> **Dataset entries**
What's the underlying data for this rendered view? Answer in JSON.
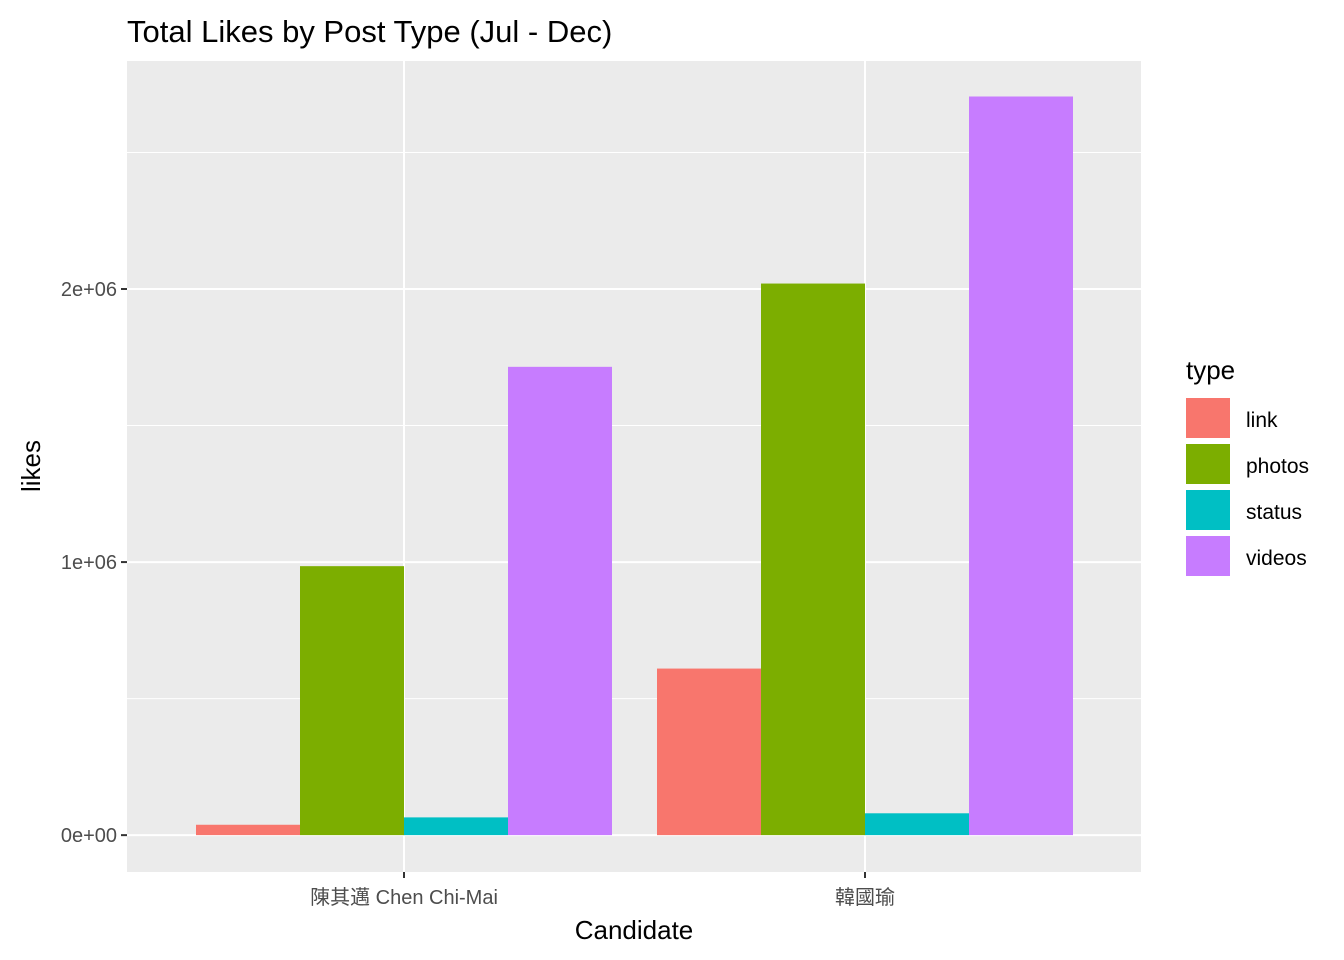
{
  "chart_data": {
    "type": "bar",
    "title": "Total Likes by Post Type (Jul - Dec)",
    "xlabel": "Candidate",
    "ylabel": "likes",
    "categories": [
      "陳其邁 Chen Chi-Mai",
      "韓國瑜"
    ],
    "series": [
      {
        "name": "link",
        "color": "#F8766D",
        "values": [
          38000,
          610000
        ]
      },
      {
        "name": "photos",
        "color": "#7CAE00",
        "values": [
          985000,
          2020000
        ]
      },
      {
        "name": "status",
        "color": "#00BFC4",
        "values": [
          65000,
          80000
        ]
      },
      {
        "name": "videos",
        "color": "#C77CFF",
        "values": [
          1715000,
          2705000
        ]
      }
    ],
    "ylim": [
      -135000,
      2835000
    ],
    "y_ticks": [
      {
        "value": 0,
        "label": "0e+00"
      },
      {
        "value": 1000000,
        "label": "1e+06"
      },
      {
        "value": 2000000,
        "label": "2e+06"
      }
    ],
    "y_minor_ticks": [
      500000,
      1500000,
      2500000
    ],
    "legend_title": "type",
    "legend_position": "right",
    "grid": true,
    "panel_background": "#EBEBEB",
    "grid_color": "#FFFFFF"
  }
}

> **Work to be completed**
Show all lines from the data above in which the word "name" appears.

> **The reply**
        "name": "link",
        "name": "photos",
        "name": "status",
        "name": "videos",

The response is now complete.